> Task statement
Present every line in which the string "Línea" appears.

[Stored data]
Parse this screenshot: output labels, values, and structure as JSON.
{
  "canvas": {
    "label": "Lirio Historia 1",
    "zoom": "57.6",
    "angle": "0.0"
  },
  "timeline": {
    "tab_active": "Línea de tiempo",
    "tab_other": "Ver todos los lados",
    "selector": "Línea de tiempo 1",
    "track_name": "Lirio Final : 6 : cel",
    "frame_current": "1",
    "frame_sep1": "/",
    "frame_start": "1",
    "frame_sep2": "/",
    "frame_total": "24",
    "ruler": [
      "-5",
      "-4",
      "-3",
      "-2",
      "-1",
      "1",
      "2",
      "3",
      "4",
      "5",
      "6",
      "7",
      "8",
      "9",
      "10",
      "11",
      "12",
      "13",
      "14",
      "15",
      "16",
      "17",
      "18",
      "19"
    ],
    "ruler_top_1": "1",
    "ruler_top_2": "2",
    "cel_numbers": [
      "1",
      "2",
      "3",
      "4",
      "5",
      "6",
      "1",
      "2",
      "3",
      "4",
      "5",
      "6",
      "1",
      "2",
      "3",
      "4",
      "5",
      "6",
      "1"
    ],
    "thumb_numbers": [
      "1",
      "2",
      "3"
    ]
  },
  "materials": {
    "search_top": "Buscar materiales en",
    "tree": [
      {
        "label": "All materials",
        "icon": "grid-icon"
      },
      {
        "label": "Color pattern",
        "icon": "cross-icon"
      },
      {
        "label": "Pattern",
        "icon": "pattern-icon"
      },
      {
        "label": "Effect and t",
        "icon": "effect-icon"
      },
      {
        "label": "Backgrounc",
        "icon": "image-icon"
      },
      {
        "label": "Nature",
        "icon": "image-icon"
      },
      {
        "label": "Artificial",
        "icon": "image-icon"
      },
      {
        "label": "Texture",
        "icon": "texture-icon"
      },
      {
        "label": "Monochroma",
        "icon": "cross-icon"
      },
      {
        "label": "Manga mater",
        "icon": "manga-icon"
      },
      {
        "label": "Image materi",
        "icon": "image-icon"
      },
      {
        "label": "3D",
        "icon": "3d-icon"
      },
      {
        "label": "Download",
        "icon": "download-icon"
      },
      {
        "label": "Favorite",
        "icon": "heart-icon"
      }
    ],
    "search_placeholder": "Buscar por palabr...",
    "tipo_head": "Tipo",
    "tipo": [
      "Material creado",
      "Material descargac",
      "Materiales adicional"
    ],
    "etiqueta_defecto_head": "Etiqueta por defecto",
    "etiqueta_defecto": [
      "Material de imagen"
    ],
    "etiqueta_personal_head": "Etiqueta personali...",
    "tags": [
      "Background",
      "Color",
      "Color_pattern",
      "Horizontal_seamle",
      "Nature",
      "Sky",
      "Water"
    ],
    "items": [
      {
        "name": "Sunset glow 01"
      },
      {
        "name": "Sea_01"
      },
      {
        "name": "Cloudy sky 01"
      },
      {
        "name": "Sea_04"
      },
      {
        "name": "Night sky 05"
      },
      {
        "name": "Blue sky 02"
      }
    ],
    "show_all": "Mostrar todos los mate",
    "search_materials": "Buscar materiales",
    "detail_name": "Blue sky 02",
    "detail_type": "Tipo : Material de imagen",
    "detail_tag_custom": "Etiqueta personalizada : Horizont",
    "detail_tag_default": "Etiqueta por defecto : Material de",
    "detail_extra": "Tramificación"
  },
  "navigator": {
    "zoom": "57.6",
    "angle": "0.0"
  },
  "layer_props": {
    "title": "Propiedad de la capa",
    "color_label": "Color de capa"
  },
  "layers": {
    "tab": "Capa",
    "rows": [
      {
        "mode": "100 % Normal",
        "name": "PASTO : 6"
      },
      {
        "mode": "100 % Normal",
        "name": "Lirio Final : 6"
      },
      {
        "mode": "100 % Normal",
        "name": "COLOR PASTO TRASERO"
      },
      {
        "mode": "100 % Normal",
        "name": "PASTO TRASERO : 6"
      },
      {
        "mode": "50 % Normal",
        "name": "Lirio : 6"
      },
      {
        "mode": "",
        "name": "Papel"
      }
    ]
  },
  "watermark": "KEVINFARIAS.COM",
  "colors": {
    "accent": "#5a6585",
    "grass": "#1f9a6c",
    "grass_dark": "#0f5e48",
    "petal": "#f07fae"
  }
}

> Written solution
    "tab_active": "Línea de tiempo",
    "selector": "Línea de tiempo 1",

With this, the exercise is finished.